Document text →
════════════════════
I narrate a story to bring out the point that the darkest side of poverty can kill lives, and lack of formal education makes the situation worse. A heart-rending story of a tribal family devastated due to poverty has emerged from the Sundargarh district of Odisha. Cruel hands of poverty snatched all members of the hapless family one after the other. This family, consisting of parents, two sons and a daughter, was living in a small hut in Kulba village of Sundargarh district. They were landless, and to make things worse, the father was unable to work due to his illness. The mother worked as a daily wage labourer, their only source of income, and was barely able to run the family. Work was not regular and income very less, pushing the family into abject poverty. Most of the days, the family had to battle hunger. The parents felt very sad to see their children go without food.

Such a situation forced the mother to migrate to Delhi, along with some other daily wage workers, in search of better prospects. However, the family lost contact with her soon after. They waited and waited, but she did not return. With their only source of income gone, the family had to struggle for each meal. In the meantime, an unscrupulous person (trafficker) set his sight on their daughter. Taking advantage of their penury, he convinced the father to send his daughter, aged 14, and son, 12, with him on the promise of job and marriage. He took them to Mathura in 2015. He engaged the son as a servant in someone’s house and planned to sell the daughter. However, his reality was discovered by the son, who somehow managed to escape and return to the village.
════════════════════
Data records →

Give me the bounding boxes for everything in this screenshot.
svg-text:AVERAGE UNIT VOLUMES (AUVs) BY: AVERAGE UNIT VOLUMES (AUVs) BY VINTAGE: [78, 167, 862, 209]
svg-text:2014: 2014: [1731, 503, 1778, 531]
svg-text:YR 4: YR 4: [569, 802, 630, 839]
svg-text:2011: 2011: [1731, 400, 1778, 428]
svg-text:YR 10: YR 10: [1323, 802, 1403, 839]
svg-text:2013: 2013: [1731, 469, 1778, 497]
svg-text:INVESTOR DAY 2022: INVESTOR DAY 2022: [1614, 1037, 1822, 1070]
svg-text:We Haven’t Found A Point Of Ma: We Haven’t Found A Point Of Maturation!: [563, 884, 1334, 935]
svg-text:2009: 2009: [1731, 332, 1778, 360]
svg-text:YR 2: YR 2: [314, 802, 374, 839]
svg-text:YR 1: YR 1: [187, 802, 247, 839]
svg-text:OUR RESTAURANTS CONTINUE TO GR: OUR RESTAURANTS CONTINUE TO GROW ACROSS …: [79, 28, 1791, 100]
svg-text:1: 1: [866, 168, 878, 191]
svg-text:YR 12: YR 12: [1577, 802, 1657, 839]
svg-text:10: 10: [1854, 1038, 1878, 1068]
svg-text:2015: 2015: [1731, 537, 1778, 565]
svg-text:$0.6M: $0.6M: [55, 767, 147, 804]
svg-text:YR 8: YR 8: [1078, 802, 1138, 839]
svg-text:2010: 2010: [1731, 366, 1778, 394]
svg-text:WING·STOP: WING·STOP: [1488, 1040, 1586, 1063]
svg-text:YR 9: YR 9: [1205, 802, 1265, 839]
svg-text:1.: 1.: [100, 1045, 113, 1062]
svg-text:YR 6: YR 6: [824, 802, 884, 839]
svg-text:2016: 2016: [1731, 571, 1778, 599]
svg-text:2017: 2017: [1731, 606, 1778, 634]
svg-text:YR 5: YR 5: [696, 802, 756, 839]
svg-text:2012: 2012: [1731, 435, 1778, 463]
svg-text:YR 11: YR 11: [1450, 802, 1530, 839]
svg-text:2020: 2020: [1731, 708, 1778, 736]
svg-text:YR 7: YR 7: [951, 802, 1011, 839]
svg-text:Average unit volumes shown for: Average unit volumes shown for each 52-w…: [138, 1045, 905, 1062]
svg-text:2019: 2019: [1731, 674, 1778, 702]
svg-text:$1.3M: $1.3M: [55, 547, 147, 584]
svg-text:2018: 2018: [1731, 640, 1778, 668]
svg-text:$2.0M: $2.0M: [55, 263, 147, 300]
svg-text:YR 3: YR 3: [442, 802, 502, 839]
════════════════════
Transcribe the part of the story about the Sundargarh family between "Such a situation" and "to the village.", inclusive. The material above comes from a separate source, unrelated to the story.

Such a situation forced the mother to migrate to Delhi, along with some other daily wage workers, in search of better prospects. However, the family lost contact with her soon after. They waited and waited, but she did not return. With their only source of income gone, the family had to struggle for each meal. In the meantime, an unscrupulous person (trafficker) set his sight on their daughter. Taking advantage of their penury, he convinced the father to send his daughter, aged 14, and son, 12, with him on the promise of job and marriage. He took them to Mathura in 2015. He engaged the son as a servant in someone’s house and planned to sell the daughter. However, his reality was discovered by the son, who somehow managed to escape and return to the village.